Aim of the exercise: Every line below that holds the string "Gbps" should be copied out.

Records to process:
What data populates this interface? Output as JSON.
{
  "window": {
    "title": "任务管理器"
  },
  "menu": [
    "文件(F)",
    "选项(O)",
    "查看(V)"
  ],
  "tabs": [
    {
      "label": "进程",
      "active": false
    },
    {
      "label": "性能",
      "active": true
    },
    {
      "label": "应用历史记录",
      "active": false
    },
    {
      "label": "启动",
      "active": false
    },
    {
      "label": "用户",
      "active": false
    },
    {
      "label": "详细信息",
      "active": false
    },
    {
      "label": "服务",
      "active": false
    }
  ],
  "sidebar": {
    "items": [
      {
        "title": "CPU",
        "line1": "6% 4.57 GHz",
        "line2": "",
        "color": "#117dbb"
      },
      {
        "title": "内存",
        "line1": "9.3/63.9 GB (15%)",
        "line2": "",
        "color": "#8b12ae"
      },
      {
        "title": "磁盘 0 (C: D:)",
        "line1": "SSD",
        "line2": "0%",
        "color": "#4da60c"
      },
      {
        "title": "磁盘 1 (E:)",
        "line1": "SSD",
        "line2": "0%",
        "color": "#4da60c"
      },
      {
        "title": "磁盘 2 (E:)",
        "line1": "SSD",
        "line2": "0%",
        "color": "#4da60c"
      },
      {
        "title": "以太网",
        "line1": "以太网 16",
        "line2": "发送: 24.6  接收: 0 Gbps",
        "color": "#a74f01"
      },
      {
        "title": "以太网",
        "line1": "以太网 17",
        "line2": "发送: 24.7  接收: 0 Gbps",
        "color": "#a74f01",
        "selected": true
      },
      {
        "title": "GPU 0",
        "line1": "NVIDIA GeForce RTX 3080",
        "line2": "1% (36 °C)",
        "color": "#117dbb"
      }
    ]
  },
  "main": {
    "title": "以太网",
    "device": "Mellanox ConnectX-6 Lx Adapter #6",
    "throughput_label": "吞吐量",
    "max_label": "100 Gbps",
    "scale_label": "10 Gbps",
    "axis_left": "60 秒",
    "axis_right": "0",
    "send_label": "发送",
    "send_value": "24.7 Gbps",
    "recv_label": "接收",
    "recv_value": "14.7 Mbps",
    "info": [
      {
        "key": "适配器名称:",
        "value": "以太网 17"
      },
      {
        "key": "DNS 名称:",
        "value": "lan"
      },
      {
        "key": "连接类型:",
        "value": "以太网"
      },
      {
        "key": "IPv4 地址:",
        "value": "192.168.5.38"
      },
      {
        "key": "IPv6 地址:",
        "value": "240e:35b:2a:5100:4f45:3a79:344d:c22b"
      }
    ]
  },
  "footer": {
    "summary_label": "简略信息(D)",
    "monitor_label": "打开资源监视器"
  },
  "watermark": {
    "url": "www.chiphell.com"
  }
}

Correct answer:
        "line2": "发送: 24.6  接收: 0 Gbps",
        "line2": "发送: 24.7  接收: 0 Gbps",
    "max_label": "100 Gbps",
    "scale_label": "10 Gbps",
    "send_value": "24.7 Gbps",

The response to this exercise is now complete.